Items listed in a dataset
======

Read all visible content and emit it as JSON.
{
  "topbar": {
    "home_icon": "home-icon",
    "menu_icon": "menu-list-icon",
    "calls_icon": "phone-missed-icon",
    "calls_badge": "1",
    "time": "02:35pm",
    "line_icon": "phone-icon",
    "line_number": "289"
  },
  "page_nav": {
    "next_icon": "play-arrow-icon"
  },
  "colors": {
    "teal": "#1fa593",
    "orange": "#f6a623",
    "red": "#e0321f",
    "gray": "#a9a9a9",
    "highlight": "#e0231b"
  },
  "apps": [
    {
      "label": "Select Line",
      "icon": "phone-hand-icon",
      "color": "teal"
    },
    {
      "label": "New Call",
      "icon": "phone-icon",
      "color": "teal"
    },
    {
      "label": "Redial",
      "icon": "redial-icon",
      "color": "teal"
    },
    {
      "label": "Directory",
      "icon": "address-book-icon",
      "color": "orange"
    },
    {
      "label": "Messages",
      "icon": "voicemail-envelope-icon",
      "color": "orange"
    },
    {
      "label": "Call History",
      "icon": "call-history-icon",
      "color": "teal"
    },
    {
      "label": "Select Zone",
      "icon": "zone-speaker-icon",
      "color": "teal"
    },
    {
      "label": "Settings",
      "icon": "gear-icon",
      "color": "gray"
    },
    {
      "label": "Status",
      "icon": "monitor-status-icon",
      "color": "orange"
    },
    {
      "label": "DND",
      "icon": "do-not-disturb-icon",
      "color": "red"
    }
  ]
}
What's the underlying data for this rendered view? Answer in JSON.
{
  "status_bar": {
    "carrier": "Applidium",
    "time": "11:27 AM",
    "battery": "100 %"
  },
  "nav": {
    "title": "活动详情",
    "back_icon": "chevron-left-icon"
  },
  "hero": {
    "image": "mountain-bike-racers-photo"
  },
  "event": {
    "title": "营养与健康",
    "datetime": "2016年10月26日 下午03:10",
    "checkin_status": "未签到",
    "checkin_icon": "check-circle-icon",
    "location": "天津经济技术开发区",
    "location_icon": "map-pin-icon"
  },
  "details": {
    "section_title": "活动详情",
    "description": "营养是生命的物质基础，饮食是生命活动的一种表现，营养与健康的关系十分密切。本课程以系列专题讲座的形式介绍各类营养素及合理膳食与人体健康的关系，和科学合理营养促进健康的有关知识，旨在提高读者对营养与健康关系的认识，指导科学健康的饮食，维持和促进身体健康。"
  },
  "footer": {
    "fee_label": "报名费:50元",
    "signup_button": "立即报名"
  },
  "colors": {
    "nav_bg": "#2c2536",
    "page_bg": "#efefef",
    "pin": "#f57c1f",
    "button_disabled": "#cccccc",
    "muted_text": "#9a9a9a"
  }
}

======

> [AIM OF THE TASK]: In the lines above, find each one with "phone" and list it.

> [TASK ANSWER]:
    "calls_icon": "phone-missed-icon",
    "line_icon": "phone-icon",
      "icon": "phone-hand-icon",
      "icon": "phone-icon",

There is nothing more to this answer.